** BEGIN **
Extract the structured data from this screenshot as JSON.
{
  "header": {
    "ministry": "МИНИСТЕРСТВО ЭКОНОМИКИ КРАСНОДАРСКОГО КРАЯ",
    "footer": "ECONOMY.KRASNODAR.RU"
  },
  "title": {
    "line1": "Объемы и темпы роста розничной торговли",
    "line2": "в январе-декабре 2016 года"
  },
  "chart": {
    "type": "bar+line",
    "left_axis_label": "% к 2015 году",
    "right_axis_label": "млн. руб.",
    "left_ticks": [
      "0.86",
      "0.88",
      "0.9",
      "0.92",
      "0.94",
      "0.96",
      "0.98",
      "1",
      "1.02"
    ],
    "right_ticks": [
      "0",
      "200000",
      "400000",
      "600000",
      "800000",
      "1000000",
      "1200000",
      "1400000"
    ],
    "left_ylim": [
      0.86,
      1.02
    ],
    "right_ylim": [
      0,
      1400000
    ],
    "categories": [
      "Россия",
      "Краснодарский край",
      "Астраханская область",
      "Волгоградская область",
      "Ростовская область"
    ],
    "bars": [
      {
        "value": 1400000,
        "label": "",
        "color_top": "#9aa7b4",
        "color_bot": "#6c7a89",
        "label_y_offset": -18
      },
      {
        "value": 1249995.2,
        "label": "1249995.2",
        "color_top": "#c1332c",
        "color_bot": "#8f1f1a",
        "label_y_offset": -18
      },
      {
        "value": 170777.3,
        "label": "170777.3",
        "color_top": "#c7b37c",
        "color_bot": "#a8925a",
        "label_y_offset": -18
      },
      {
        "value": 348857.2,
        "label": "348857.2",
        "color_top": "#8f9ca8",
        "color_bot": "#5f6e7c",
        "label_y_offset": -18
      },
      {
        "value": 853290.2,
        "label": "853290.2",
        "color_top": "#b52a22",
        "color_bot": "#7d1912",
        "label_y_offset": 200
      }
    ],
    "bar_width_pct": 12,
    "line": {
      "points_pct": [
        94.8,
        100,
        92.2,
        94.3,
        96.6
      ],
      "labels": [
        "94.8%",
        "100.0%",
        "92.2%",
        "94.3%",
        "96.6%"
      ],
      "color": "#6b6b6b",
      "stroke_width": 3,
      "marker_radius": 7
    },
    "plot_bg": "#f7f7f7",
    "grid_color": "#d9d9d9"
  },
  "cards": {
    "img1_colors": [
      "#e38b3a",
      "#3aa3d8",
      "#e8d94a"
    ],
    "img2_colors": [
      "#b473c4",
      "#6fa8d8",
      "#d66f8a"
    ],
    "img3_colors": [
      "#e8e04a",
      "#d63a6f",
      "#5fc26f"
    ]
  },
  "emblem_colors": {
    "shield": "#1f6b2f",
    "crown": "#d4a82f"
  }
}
** END **
* Exercise *
Copy each record from above exactly, and include every line.

* Task output *
Extract the structured data from this screenshot as JSON.
{
  "header": {
    "ministry": "МИНИСТЕРСТВО ЭКОНОМИКИ КРАСНОДАРСКОГО КРАЯ",
    "footer": "ECONOMY.KRASNODAR.RU"
  },
  "title": {
    "line1": "Объемы и темпы роста розничной торговли",
    "line2": "в январе-декабре 2016 года"
  },
  "chart": {
    "type": "bar+line",
    "left_axis_label": "% к 2015 году",
    "right_axis_label": "млн. руб.",
    "left_ticks": [
      "0.86",
      "0.88",
      "0.9",
      "0.92",
      "0.94",
      "0.96",
      "0.98",
      "1",
      "1.02"
    ],
    "right_ticks": [
      "0",
      "200000",
      "400000",
      "600000",
      "800000",
      "1000000",
      "1200000",
      "1400000"
    ],
    "left_ylim": [
      0.86,
      1.02
    ],
    "right_ylim": [
      0,
      1400000
    ],
    "categories": [
      "Россия",
      "Краснодарский край",
      "Астраханская область",
      "Волгоградская область",
      "Ростовская область"
    ],
    "bars": [
      {
        "value": 1400000,
        "label": "",
        "color_top": "#9aa7b4",
        "color_bot": "#6c7a89",
        "label_y_offset": -18
      },
      {
        "value": 1249995.2,
        "label": "1249995.2",
        "color_top": "#c1332c",
        "color_bot": "#8f1f1a",
        "label_y_offset": -18
      },
      {
        "value": 170777.3,
        "label": "170777.3",
        "color_top": "#c7b37c",
        "color_bot": "#a8925a",
        "label_y_offset": -18
      },
      {
        "value": 348857.2,
        "label": "348857.2",
        "color_top": "#8f9ca8",
        "color_bot": "#5f6e7c",
        "label_y_offset": -18
      },
      {
        "value": 853290.2,
        "label": "853290.2",
        "color_top": "#b52a22",
        "color_bot": "#7d1912",
        "label_y_offset": 200
      }
    ],
    "bar_width_pct": 12,
    "line": {
      "points_pct": [
        94.8,
        100,
        92.2,
        94.3,
        96.6
      ],
      "labels": [
        "94.8%",
        "100.0%",
        "92.2%",
        "94.3%",
        "96.6%"
      ],
      "color": "#6b6b6b",
      "stroke_width": 3,
      "marker_radius": 7
    },
    "plot_bg": "#f7f7f7",
    "grid_color": "#d9d9d9"
  },
  "cards": {
    "img1_colors": [
      "#e38b3a",
      "#3aa3d8",
      "#e8d94a"
    ],
    "img2_colors": [
      "#b473c4",
      "#6fa8d8",
      "#d66f8a"
    ],
    "img3_colors": [
      "#e8e04a",
      "#d63a6f",
      "#5fc26f"
    ]
  },
  "emblem_colors": {
    "shield": "#1f6b2f",
    "crown": "#d4a82f"
  }
}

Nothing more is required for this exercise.